» **Records from a data source**
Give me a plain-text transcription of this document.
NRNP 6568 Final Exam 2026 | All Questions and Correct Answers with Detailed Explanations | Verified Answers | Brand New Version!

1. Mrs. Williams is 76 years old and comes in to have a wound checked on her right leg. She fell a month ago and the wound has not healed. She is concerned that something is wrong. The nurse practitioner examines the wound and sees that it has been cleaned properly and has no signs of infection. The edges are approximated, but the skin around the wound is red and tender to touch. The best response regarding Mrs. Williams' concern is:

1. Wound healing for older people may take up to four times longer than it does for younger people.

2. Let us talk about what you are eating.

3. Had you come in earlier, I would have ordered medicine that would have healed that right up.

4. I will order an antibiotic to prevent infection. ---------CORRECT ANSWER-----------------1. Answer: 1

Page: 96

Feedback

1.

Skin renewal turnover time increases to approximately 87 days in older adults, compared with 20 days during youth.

» **Requirements**
Extract from the data every line where "older" shows up.

» **Solved exercise**
1. Wound healing for older people may take up to four times longer than it does for younger people.
Skin renewal turnover time increases to approximately 87 days in older adults, compared with 20 days during youth.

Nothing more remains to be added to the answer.